Work to be completed
Give the records again in full, exactly as they are.

Page text entries:

---+---

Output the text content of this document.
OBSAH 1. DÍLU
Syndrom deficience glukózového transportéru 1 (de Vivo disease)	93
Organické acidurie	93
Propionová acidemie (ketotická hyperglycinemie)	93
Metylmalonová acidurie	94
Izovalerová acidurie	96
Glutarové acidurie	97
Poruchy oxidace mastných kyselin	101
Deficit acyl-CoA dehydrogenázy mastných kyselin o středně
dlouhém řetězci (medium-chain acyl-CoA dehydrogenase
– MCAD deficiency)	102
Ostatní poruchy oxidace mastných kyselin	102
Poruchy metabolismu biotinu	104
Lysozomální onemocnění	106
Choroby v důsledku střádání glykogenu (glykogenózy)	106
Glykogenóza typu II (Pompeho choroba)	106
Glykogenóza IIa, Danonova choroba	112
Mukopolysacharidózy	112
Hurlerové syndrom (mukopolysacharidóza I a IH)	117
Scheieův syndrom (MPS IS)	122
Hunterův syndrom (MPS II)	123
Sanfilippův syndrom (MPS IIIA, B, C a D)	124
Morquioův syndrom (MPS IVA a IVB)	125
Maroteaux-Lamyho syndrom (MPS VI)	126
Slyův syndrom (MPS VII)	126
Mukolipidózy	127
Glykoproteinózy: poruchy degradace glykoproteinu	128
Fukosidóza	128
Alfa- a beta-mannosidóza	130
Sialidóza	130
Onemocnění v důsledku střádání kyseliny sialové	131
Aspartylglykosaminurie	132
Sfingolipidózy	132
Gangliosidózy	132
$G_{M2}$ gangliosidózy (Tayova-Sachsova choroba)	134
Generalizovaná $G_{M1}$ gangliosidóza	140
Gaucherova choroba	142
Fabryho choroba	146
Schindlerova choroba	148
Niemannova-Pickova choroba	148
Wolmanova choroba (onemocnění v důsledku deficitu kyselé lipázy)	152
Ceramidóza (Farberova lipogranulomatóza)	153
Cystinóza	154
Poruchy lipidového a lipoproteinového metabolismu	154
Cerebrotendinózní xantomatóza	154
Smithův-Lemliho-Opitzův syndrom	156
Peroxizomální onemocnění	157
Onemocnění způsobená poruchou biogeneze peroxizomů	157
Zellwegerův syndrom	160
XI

---+---

Written response
Output the text content of this document.
OBSAH 1. DÍLU
Syndrom deficience glukózového transportéru 1 (de Vivo disease)	93
Organické acidurie	93
Propionová acidemie (ketotická hyperglycinemie)	93
Metylmalonová acidurie	94
Izovalerová acidurie	96
Glutarové acidurie	97
Poruchy oxidace mastných kyselin	101
Deficit acyl-CoA dehydrogenázy mastných kyselin o středně
dlouhém řetězci (medium-chain acyl-CoA dehydrogenase
– MCAD deficiency)	102
Ostatní poruchy oxidace mastných kyselin	102
Poruchy metabolismu biotinu	104
Lysozomální onemocnění	106
Choroby v důsledku střádání glykogenu (glykogenózy)	106
Glykogenóza typu II (Pompeho choroba)	106
Glykogenóza IIa, Danonova choroba	112
Mukopolysacharidózy	112
Hurlerové syndrom (mukopolysacharidóza I a IH)	117
Scheieův syndrom (MPS IS)	122
Hunterův syndrom (MPS II)	123
Sanfilippův syndrom (MPS IIIA, B, C a D)	124
Morquioův syndrom (MPS IVA a IVB)	125
Maroteaux-Lamyho syndrom (MPS VI)	126
Slyův syndrom (MPS VII)	126
Mukolipidózy	127
Glykoproteinózy: poruchy degradace glykoproteinu	128
Fukosidóza	128
Alfa- a beta-mannosidóza	130
Sialidóza	130
Onemocnění v důsledku střádání kyseliny sialové	131
Aspartylglykosaminurie	132
Sfingolipidózy	132
Gangliosidózy	132
$G_{M2}$ gangliosidózy (Tayova-Sachsova choroba)	134
Generalizovaná $G_{M1}$ gangliosidóza	140
Gaucherova choroba	142
Fabryho choroba	146
Schindlerova choroba	148
Niemannova-Pickova choroba	148
Wolmanova choroba (onemocnění v důsledku deficitu kyselé lipázy)	152
Ceramidóza (Farberova lipogranulomatóza)	153
Cystinóza	154
Poruchy lipidového a lipoproteinového metabolismu	154
Cerebrotendinózní xantomatóza	154
Smithův-Lemliho-Opitzův syndrom	156
Peroxizomální onemocnění	157
Onemocnění způsobená poruchou biogeneze peroxizomů	157
Zellwegerův syndrom	160
XI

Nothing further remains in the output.